(Items from a data source)
────────────────
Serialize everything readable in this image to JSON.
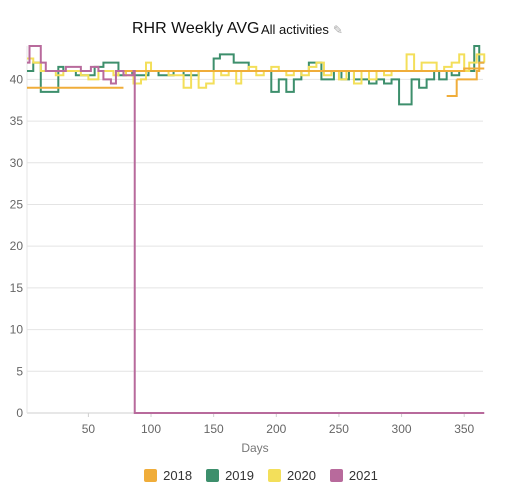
{
  "header": {
    "title": "RHR Weekly AVG",
    "filter_label": "All activities",
    "filter_icon": "pencil-icon"
  },
  "chart_data": {
    "type": "line",
    "title": "RHR Weekly AVG",
    "xlabel": "Days",
    "ylabel": "",
    "xlim": [
      1,
      365
    ],
    "ylim": [
      0,
      44
    ],
    "xticks": [
      50,
      100,
      150,
      200,
      250,
      300,
      350
    ],
    "yticks": [
      0,
      5,
      10,
      15,
      20,
      25,
      30,
      35,
      40
    ],
    "grid": true,
    "legend_position": "bottom",
    "series": [
      {
        "name": "2018",
        "color": "#f0ad3a",
        "x": [
          1,
          78,
          79,
          366
        ],
        "y": [
          39,
          39,
          41,
          41
        ],
        "segments": [
          {
            "x": [
              1,
              78
            ],
            "y": [
              39,
              39
            ]
          },
          {
            "x": [
              78,
              82,
              90,
              100,
              150,
              200,
              250,
              300,
              350,
              366
            ],
            "y": [
              41,
              41,
              41,
              41,
              41,
              41,
              41,
              41,
              41.3,
              41.3
            ]
          },
          {
            "x": [
              336,
              338,
              342,
              344
            ],
            "y": [
              38,
              38,
              38,
              40
            ]
          },
          {
            "x": [
              344,
              350,
              352,
              360,
              362,
              366
            ],
            "y": [
              40,
              40,
              40,
              41,
              42,
              42
            ]
          }
        ]
      },
      {
        "name": "2019",
        "color": "#3d8f6c",
        "points": [
          [
            1,
            41
          ],
          [
            6,
            42
          ],
          [
            12,
            38.5
          ],
          [
            18,
            38.5
          ],
          [
            26,
            41.5
          ],
          [
            30,
            41
          ],
          [
            40,
            40.5
          ],
          [
            48,
            40.5
          ],
          [
            55,
            41.5
          ],
          [
            62,
            42
          ],
          [
            68,
            42
          ],
          [
            74,
            40.5
          ],
          [
            80,
            41
          ],
          [
            85,
            40.5
          ],
          [
            92,
            40.5
          ],
          [
            98,
            41
          ],
          [
            106,
            40.5
          ],
          [
            112,
            40.5
          ],
          [
            118,
            41
          ],
          [
            126,
            40.5
          ],
          [
            132,
            40.5
          ],
          [
            138,
            41
          ],
          [
            144,
            41
          ],
          [
            150,
            42.5
          ],
          [
            155,
            43
          ],
          [
            160,
            43
          ],
          [
            166,
            42
          ],
          [
            172,
            42
          ],
          [
            178,
            41
          ],
          [
            184,
            41
          ],
          [
            190,
            41
          ],
          [
            196,
            38.5
          ],
          [
            202,
            40
          ],
          [
            208,
            38.5
          ],
          [
            214,
            40
          ],
          [
            220,
            41
          ],
          [
            226,
            42
          ],
          [
            232,
            42
          ],
          [
            236,
            40
          ],
          [
            242,
            40
          ],
          [
            246,
            41
          ],
          [
            252,
            40
          ],
          [
            258,
            41
          ],
          [
            262,
            40
          ],
          [
            268,
            40
          ],
          [
            274,
            39.5
          ],
          [
            280,
            40
          ],
          [
            286,
            39.5
          ],
          [
            292,
            40
          ],
          [
            298,
            37
          ],
          [
            304,
            37
          ],
          [
            308,
            40
          ],
          [
            314,
            39
          ],
          [
            320,
            40
          ],
          [
            326,
            41
          ],
          [
            330,
            40
          ],
          [
            336,
            41
          ],
          [
            340,
            40.5
          ],
          [
            346,
            41
          ],
          [
            352,
            41
          ],
          [
            358,
            44
          ],
          [
            362,
            42
          ],
          [
            366,
            42
          ]
        ]
      },
      {
        "name": "2020",
        "color": "#f3df5a",
        "points": [
          [
            1,
            42.5
          ],
          [
            6,
            42
          ],
          [
            12,
            41
          ],
          [
            18,
            41
          ],
          [
            24,
            40.5
          ],
          [
            30,
            41
          ],
          [
            38,
            41
          ],
          [
            44,
            40.5
          ],
          [
            50,
            40
          ],
          [
            58,
            41
          ],
          [
            64,
            41
          ],
          [
            70,
            40.5
          ],
          [
            74,
            41
          ],
          [
            80,
            40.5
          ],
          [
            86,
            39.5
          ],
          [
            92,
            40
          ],
          [
            96,
            42
          ],
          [
            100,
            41
          ],
          [
            108,
            41
          ],
          [
            114,
            40.5
          ],
          [
            120,
            40.5
          ],
          [
            126,
            39
          ],
          [
            132,
            41
          ],
          [
            138,
            39
          ],
          [
            144,
            39.5
          ],
          [
            150,
            41
          ],
          [
            156,
            40.5
          ],
          [
            162,
            41
          ],
          [
            168,
            39.5
          ],
          [
            172,
            41
          ],
          [
            178,
            41.5
          ],
          [
            184,
            40.5
          ],
          [
            190,
            41
          ],
          [
            196,
            41.5
          ],
          [
            202,
            41
          ],
          [
            208,
            40.5
          ],
          [
            214,
            41
          ],
          [
            220,
            40.5
          ],
          [
            226,
            41.5
          ],
          [
            232,
            42
          ],
          [
            238,
            40.5
          ],
          [
            244,
            41
          ],
          [
            250,
            40
          ],
          [
            256,
            41
          ],
          [
            262,
            39.5
          ],
          [
            268,
            41
          ],
          [
            274,
            40
          ],
          [
            280,
            41
          ],
          [
            286,
            40.5
          ],
          [
            292,
            41
          ],
          [
            298,
            41
          ],
          [
            304,
            43
          ],
          [
            310,
            41
          ],
          [
            316,
            42
          ],
          [
            322,
            42
          ],
          [
            328,
            41
          ],
          [
            334,
            41.5
          ],
          [
            340,
            42
          ],
          [
            346,
            43
          ],
          [
            350,
            41
          ],
          [
            354,
            42
          ],
          [
            360,
            43
          ],
          [
            366,
            42
          ]
        ]
      },
      {
        "name": "2021",
        "color": "#b86a9c",
        "points": [
          [
            1,
            42
          ],
          [
            3,
            44
          ],
          [
            8,
            44
          ],
          [
            12,
            42
          ],
          [
            16,
            41
          ],
          [
            20,
            41
          ],
          [
            26,
            41
          ],
          [
            32,
            41.5
          ],
          [
            38,
            41.5
          ],
          [
            44,
            41
          ],
          [
            52,
            41.5
          ],
          [
            58,
            41
          ],
          [
            62,
            40
          ],
          [
            68,
            39.5
          ],
          [
            72,
            41
          ],
          [
            78,
            40.5
          ],
          [
            84,
            40.5
          ],
          [
            86,
            41
          ],
          [
            87,
            0
          ],
          [
            366,
            0
          ]
        ]
      }
    ]
  }
}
────────────────
» What to produce:
Exclude the pictures, and transcribe all of the material exactly.

» Answer to this exercise:
Serialize everything readable in this image to JSON.
{
  "header": {
    "title": "RHR Weekly AVG",
    "filter_label": "All activities",
    "filter_icon": "pencil-icon"
  },
  "chart_data": {
    "type": "line",
    "title": "RHR Weekly AVG",
    "xlabel": "Days",
    "ylabel": "",
    "xlim": [
      1,
      365
    ],
    "ylim": [
      0,
      44
    ],
    "xticks": [
      50,
      100,
      150,
      200,
      250,
      300,
      350
    ],
    "yticks": [
      0,
      5,
      10,
      15,
      20,
      25,
      30,
      35,
      40
    ],
    "grid": true,
    "legend_position": "bottom",
    "series": [
      {
        "name": "2018",
        "color": "#f0ad3a",
        "x": [
          1,
          78,
          79,
          366
        ],
        "y": [
          39,
          39,
          41,
          41
        ],
        "segments": [
          {
            "x": [
              1,
              78
            ],
            "y": [
              39,
              39
            ]
          },
          {
            "x": [
              78,
              82,
              90,
              100,
              150,
              200,
              250,
              300,
              350,
              366
            ],
            "y": [
              41,
              41,
              41,
              41,
              41,
              41,
              41,
              41,
              41.3,
              41.3
            ]
          },
          {
            "x": [
              336,
              338,
              342,
              344
            ],
            "y": [
              38,
              38,
              38,
              40
            ]
          },
          {
            "x": [
              344,
              350,
              352,
              360,
              362,
              366
            ],
            "y": [
              40,
              40,
              40,
              41,
              42,
              42
            ]
          }
        ]
      },
      {
        "name": "2019",
        "color": "#3d8f6c",
        "points": [
          [
            1,
            41
          ],
          [
            6,
            42
          ],
          [
            12,
            38.5
          ],
          [
            18,
            38.5
          ],
          [
            26,
            41.5
          ],
          [
            30,
            41
          ],
          [
            40,
            40.5
          ],
          [
            48,
            40.5
          ],
          [
            55,
            41.5
          ],
          [
            62,
            42
          ],
          [
            68,
            42
          ],
          [
            74,
            40.5
          ],
          [
            80,
            41
          ],
          [
            85,
            40.5
          ],
          [
            92,
            40.5
          ],
          [
            98,
            41
          ],
          [
            106,
            40.5
          ],
          [
            112,
            40.5
          ],
          [
            118,
            41
          ],
          [
            126,
            40.5
          ],
          [
            132,
            40.5
          ],
          [
            138,
            41
          ],
          [
            144,
            41
          ],
          [
            150,
            42.5
          ],
          [
            155,
            43
          ],
          [
            160,
            43
          ],
          [
            166,
            42
          ],
          [
            172,
            42
          ],
          [
            178,
            41
          ],
          [
            184,
            41
          ],
          [
            190,
            41
          ],
          [
            196,
            38.5
          ],
          [
            202,
            40
          ],
          [
            208,
            38.5
          ],
          [
            214,
            40
          ],
          [
            220,
            41
          ],
          [
            226,
            42
          ],
          [
            232,
            42
          ],
          [
            236,
            40
          ],
          [
            242,
            40
          ],
          [
            246,
            41
          ],
          [
            252,
            40
          ],
          [
            258,
            41
          ],
          [
            262,
            40
          ],
          [
            268,
            40
          ],
          [
            274,
            39.5
          ],
          [
            280,
            40
          ],
          [
            286,
            39.5
          ],
          [
            292,
            40
          ],
          [
            298,
            37
          ],
          [
            304,
            37
          ],
          [
            308,
            40
          ],
          [
            314,
            39
          ],
          [
            320,
            40
          ],
          [
            326,
            41
          ],
          [
            330,
            40
          ],
          [
            336,
            41
          ],
          [
            340,
            40.5
          ],
          [
            346,
            41
          ],
          [
            352,
            41
          ],
          [
            358,
            44
          ],
          [
            362,
            42
          ],
          [
            366,
            42
          ]
        ]
      },
      {
        "name": "2020",
        "color": "#f3df5a",
        "points": [
          [
            1,
            42.5
          ],
          [
            6,
            42
          ],
          [
            12,
            41
          ],
          [
            18,
            41
          ],
          [
            24,
            40.5
          ],
          [
            30,
            41
          ],
          [
            38,
            41
          ],
          [
            44,
            40.5
          ],
          [
            50,
            40
          ],
          [
            58,
            41
          ],
          [
            64,
            41
          ],
          [
            70,
            40.5
          ],
          [
            74,
            41
          ],
          [
            80,
            40.5
          ],
          [
            86,
            39.5
          ],
          [
            92,
            40
          ],
          [
            96,
            42
          ],
          [
            100,
            41
          ],
          [
            108,
            41
          ],
          [
            114,
            40.5
          ],
          [
            120,
            40.5
          ],
          [
            126,
            39
          ],
          [
            132,
            41
          ],
          [
            138,
            39
          ],
          [
            144,
            39.5
          ],
          [
            150,
            41
          ],
          [
            156,
            40.5
          ],
          [
            162,
            41
          ],
          [
            168,
            39.5
          ],
          [
            172,
            41
          ],
          [
            178,
            41.5
          ],
          [
            184,
            40.5
          ],
          [
            190,
            41
          ],
          [
            196,
            41.5
          ],
          [
            202,
            41
          ],
          [
            208,
            40.5
          ],
          [
            214,
            41
          ],
          [
            220,
            40.5
          ],
          [
            226,
            41.5
          ],
          [
            232,
            42
          ],
          [
            238,
            40.5
          ],
          [
            244,
            41
          ],
          [
            250,
            40
          ],
          [
            256,
            41
          ],
          [
            262,
            39.5
          ],
          [
            268,
            41
          ],
          [
            274,
            40
          ],
          [
            280,
            41
          ],
          [
            286,
            40.5
          ],
          [
            292,
            41
          ],
          [
            298,
            41
          ],
          [
            304,
            43
          ],
          [
            310,
            41
          ],
          [
            316,
            42
          ],
          [
            322,
            42
          ],
          [
            328,
            41
          ],
          [
            334,
            41.5
          ],
          [
            340,
            42
          ],
          [
            346,
            43
          ],
          [
            350,
            41
          ],
          [
            354,
            42
          ],
          [
            360,
            43
          ],
          [
            366,
            42
          ]
        ]
      },
      {
        "name": "2021",
        "color": "#b86a9c",
        "points": [
          [
            1,
            42
          ],
          [
            3,
            44
          ],
          [
            8,
            44
          ],
          [
            12,
            42
          ],
          [
            16,
            41
          ],
          [
            20,
            41
          ],
          [
            26,
            41
          ],
          [
            32,
            41.5
          ],
          [
            38,
            41.5
          ],
          [
            44,
            41
          ],
          [
            52,
            41.5
          ],
          [
            58,
            41
          ],
          [
            62,
            40
          ],
          [
            68,
            39.5
          ],
          [
            72,
            41
          ],
          [
            78,
            40.5
          ],
          [
            84,
            40.5
          ],
          [
            86,
            41
          ],
          [
            87,
            0
          ],
          [
            366,
            0
          ]
        ]
      }
    ]
  }
}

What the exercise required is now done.